**Task instructions:**
From the entries below, work out the number of lines that hold the word "network", and give that number alone.

Website and app data records
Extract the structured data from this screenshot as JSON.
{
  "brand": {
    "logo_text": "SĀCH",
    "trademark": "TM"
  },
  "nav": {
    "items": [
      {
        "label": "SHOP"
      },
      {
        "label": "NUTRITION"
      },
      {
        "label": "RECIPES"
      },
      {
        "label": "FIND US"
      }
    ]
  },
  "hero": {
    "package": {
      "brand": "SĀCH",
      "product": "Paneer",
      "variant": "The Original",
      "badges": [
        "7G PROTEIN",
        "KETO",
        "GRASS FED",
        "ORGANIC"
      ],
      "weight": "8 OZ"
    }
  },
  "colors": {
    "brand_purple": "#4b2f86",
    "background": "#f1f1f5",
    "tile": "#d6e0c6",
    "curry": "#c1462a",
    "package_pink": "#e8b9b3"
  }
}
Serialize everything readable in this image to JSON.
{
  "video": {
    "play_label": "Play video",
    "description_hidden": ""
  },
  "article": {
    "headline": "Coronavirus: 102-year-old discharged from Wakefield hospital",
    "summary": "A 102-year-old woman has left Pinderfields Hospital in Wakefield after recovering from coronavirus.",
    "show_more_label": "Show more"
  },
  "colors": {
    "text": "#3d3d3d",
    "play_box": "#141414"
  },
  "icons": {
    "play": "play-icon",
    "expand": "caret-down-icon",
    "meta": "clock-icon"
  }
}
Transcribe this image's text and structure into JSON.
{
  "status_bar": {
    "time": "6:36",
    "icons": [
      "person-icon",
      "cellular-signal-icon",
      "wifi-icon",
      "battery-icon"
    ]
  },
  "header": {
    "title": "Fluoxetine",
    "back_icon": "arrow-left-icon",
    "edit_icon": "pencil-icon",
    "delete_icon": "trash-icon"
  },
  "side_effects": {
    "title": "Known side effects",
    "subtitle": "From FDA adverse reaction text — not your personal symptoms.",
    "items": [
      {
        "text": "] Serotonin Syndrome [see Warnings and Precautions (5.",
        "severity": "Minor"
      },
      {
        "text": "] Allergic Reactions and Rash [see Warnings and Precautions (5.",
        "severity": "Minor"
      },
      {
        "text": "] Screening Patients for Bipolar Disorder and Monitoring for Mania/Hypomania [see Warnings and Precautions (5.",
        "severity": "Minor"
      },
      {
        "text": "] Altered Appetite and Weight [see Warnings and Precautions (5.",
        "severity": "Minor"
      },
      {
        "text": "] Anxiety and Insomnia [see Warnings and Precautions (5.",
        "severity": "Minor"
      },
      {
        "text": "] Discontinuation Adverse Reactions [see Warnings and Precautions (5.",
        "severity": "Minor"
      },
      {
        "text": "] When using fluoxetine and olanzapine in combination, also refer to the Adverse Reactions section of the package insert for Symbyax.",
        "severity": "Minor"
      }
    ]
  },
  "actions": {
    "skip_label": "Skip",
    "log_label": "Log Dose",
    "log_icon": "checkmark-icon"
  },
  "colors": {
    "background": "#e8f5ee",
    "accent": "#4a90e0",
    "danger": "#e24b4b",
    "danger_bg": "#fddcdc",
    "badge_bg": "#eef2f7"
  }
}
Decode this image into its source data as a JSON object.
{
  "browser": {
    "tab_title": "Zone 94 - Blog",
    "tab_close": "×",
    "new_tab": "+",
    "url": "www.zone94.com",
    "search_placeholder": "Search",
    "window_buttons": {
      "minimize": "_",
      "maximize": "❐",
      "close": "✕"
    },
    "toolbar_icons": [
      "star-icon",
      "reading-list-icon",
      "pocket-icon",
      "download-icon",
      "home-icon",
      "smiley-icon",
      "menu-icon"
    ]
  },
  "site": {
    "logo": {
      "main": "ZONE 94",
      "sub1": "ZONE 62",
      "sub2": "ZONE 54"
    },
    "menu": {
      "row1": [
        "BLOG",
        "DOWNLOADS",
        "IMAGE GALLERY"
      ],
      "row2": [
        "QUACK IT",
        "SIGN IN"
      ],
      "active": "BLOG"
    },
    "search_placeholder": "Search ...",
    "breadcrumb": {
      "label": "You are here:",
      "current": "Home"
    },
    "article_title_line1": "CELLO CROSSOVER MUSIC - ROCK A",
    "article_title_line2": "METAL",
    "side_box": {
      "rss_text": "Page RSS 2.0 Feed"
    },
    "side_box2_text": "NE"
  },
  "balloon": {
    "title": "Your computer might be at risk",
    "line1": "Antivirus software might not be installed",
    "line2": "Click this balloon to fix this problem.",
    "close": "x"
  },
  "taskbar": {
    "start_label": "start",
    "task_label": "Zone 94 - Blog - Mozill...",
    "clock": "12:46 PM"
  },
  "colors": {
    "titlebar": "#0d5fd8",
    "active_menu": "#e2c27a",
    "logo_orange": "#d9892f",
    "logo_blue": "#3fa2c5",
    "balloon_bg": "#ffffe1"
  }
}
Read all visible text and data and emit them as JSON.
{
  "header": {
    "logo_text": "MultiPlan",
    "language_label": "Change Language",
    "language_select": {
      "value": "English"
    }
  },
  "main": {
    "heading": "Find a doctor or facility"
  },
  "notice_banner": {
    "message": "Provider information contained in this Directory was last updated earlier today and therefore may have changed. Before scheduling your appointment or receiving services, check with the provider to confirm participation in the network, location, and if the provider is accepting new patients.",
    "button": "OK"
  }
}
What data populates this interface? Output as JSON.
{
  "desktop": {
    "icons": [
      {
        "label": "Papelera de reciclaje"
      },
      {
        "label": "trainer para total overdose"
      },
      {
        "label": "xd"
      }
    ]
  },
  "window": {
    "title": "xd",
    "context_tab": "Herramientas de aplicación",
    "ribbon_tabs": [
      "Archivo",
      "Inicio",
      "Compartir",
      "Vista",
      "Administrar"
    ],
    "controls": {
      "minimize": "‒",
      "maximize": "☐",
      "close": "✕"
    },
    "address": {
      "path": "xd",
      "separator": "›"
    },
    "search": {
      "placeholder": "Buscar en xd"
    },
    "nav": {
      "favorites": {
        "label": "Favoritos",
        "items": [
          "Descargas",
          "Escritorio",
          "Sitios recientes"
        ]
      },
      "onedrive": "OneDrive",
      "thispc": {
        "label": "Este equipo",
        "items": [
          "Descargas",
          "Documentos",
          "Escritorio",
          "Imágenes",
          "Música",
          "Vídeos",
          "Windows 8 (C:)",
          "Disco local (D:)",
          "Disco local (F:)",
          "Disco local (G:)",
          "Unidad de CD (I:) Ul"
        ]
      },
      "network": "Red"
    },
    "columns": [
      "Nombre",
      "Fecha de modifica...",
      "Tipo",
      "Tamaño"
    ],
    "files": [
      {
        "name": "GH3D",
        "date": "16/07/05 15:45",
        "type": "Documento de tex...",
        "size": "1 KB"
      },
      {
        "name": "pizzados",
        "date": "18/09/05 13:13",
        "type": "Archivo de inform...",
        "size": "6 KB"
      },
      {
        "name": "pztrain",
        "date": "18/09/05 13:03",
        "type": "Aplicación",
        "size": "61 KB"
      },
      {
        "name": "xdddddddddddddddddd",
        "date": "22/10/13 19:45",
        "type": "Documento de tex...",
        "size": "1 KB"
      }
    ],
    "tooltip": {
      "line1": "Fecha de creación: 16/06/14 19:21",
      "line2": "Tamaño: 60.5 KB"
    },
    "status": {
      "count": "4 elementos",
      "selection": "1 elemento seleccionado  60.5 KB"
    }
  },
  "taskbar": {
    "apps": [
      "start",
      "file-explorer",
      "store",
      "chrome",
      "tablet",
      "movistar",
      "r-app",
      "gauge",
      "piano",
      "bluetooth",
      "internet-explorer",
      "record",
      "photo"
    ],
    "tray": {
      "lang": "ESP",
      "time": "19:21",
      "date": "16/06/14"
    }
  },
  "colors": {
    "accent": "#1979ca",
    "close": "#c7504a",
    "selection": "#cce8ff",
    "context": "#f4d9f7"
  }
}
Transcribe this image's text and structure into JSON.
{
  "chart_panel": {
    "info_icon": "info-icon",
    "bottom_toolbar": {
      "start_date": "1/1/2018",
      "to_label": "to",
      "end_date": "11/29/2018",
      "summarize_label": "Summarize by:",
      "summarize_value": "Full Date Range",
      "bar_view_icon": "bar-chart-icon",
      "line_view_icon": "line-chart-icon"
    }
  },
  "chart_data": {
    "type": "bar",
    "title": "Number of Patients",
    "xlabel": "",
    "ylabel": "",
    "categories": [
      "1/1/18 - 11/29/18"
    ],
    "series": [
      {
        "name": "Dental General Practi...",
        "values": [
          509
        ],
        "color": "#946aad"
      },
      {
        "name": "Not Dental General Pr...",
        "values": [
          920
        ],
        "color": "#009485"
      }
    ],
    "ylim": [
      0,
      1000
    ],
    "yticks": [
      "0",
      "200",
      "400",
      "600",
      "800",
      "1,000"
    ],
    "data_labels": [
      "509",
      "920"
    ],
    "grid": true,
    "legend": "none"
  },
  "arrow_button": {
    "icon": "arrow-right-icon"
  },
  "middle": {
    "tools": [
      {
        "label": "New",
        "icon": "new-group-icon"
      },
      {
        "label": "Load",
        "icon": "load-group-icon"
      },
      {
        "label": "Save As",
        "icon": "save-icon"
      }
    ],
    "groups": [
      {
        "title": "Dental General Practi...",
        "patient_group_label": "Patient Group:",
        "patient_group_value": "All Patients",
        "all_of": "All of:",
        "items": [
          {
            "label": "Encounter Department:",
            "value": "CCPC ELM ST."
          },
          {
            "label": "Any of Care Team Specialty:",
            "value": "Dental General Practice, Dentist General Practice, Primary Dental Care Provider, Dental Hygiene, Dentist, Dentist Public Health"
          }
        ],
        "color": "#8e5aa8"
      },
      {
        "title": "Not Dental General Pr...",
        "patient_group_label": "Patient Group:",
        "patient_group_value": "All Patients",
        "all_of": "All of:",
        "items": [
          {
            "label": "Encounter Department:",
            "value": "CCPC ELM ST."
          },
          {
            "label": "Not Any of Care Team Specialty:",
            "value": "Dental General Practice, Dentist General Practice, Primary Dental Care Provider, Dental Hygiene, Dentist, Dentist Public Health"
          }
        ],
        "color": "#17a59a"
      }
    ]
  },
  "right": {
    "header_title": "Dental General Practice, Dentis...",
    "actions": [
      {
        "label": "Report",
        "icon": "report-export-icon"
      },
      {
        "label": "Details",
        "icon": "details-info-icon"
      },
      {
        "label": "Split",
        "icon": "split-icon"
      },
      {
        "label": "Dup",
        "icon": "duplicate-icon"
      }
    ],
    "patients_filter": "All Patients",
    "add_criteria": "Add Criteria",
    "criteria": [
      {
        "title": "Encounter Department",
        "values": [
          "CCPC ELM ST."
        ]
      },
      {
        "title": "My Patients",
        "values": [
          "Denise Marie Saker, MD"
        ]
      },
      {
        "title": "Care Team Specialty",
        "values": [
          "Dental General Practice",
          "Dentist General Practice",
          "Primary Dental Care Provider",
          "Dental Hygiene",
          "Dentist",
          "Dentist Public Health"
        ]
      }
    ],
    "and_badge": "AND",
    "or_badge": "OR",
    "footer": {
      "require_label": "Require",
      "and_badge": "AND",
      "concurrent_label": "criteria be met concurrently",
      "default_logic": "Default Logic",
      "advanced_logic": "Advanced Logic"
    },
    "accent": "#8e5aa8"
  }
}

**Response to this exercise:**
2